■ AUFGABE A ■
Seit wann besteht laut dem Textauszug die Lebensgemeinschaft der Eheleute nicht mehr?

■ TEXTAUSZUG ■
8Das Gericht hat über die behauptete ehebrecherische Beziehung des Antragsgegner Beweis erhoben. Wegen des Ergebnisses der Beweisaufnahme wird auf die Vernehmungsniederschrift vom 17.04.1978 (Blatt 78 der Akten) verwiesen.
9E n t s c h e i d u n g s g r ü n d e
10I.
11der Scheidungsantrag ist begründet, §§ 1564, 1565 Abs. 1 BGB. Die Lebensgemeinschaft der Eheleute besteht seit April 1977 und damit länger als 1 Jahr nicht mehr und es kann auch nicht erwartet werden, dass die Eheleute sie wieder herstellen. Dies haben beide Parteien bei ihrer Anhörung deutlich zum Ausdruck gebracht. Das die Antragstellerin zur Wiederherstellung der Lebensgemeinschaft mit dem Antragsgegner nicht bereit ist, hat allerdings nicht seinen Grund darin, dass dieser - wie die Antragstellerin zunächst behauptet hat - zu der Zeugin N ein ehebrecherisches Verhältnis unterhält. Das dies nicht der Fall ist, hat die Vernehmung der Zeugin mit Deutlichkeit ergeben. Der Grund für die mangelnde eheliche Gesinnung der Antragstellerin liegt vielmehr in ihrer eigenen Person, nämlich darin, dass sie sich einem anderen Mann zugewandt hat und sich zu diesem Verhältnis, das offenbar ernsthaft und von Dauer ist, bekannt. Vor diesem Hintergrund erschienen die durch die Beweisaufnahme widerlegten Behauptungen der Antragstellerin, der Antragsgegner habe ehebrecherische Beziehungen zu anderen Frauen unterhalten und einen "starken Vertrauensbruch" begangen, lediglich als prozeßtaktisches Verhalten, um das Ende des Trennungsjahres zu erreichen. Nachdem dies der Antragstellerin aber geglückt ist, kann sie in der Tat die Zerrüttung der Ehe auch damit begründen, dass bei ihr selbst - und nur bei ihr - die Bereitschaft und Fähigkeit fehlen, die Lebensgemeinschaft fortzuführen (vgl. Schwab: Handbuch des Scheidungsrechts, 1. Auflage 1977, Randnr. 99, 106). Hiervon abgesehen ergibt sich das Scheitern der Ehe aber auch daraus, dass der Antragsgegner die Konsequenzen aus dem Verhalten seiner Frau gezogen hat und nunmehr der Scheidung zustimmt.

Auszug aus dem Datensatz
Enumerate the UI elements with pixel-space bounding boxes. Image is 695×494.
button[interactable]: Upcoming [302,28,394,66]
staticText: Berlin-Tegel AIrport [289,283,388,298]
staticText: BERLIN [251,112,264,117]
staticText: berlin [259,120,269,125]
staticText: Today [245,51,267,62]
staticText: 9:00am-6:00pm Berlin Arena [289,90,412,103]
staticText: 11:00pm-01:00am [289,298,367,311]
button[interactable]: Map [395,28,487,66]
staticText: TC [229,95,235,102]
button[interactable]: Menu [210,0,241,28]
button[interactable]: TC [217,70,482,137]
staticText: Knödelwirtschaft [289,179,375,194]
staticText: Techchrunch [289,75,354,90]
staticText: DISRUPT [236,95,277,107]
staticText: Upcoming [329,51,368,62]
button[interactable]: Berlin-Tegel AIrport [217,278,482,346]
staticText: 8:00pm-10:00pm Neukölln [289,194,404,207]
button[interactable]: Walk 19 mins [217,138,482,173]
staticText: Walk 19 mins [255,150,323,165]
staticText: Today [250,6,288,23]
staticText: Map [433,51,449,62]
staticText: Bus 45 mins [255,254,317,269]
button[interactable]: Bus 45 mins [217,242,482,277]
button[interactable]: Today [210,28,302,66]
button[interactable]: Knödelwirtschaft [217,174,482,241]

■ AUFGABE B ■
Zitiere aus den Einträgen den Abschnitt vom Anfang bis einschließlich der Zeile, die „button[interactable]: Walk 19“ enthält.

■ VOLLSTÄNDIGE AUSGABE A ■
Seit April 1977.

■ VOLLSTÄNDIGE AUSGABE B ■
Enumerate the UI elements with pixel-space bounding boxes. Image is 695×494.
button[interactable]: Upcoming [302,28,394,66]
staticText: Berlin-Tegel AIrport [289,283,388,298]
staticText: BERLIN [251,112,264,117]
staticText: berlin [259,120,269,125]
staticText: Today [245,51,267,62]
staticText: 9:00am-6:00pm Berlin Arena [289,90,412,103]
staticText: 11:00pm-01:00am [289,298,367,311]
button[interactable]: Map [395,28,487,66]
staticText: TC [229,95,235,102]
button[interactable]: Menu [210,0,241,28]
button[interactable]: TC [217,70,482,137]
staticText: Knödelwirtschaft [289,179,375,194]
staticText: Techchrunch [289,75,354,90]
staticText: DISRUPT [236,95,277,107]
staticText: Upcoming [329,51,368,62]
button[interactable]: Berlin-Tegel AIrport [217,278,482,346]
staticText: 8:00pm-10:00pm Neukölln [289,194,404,207]
button[interactable]: Walk 19 mins [217,138,482,173]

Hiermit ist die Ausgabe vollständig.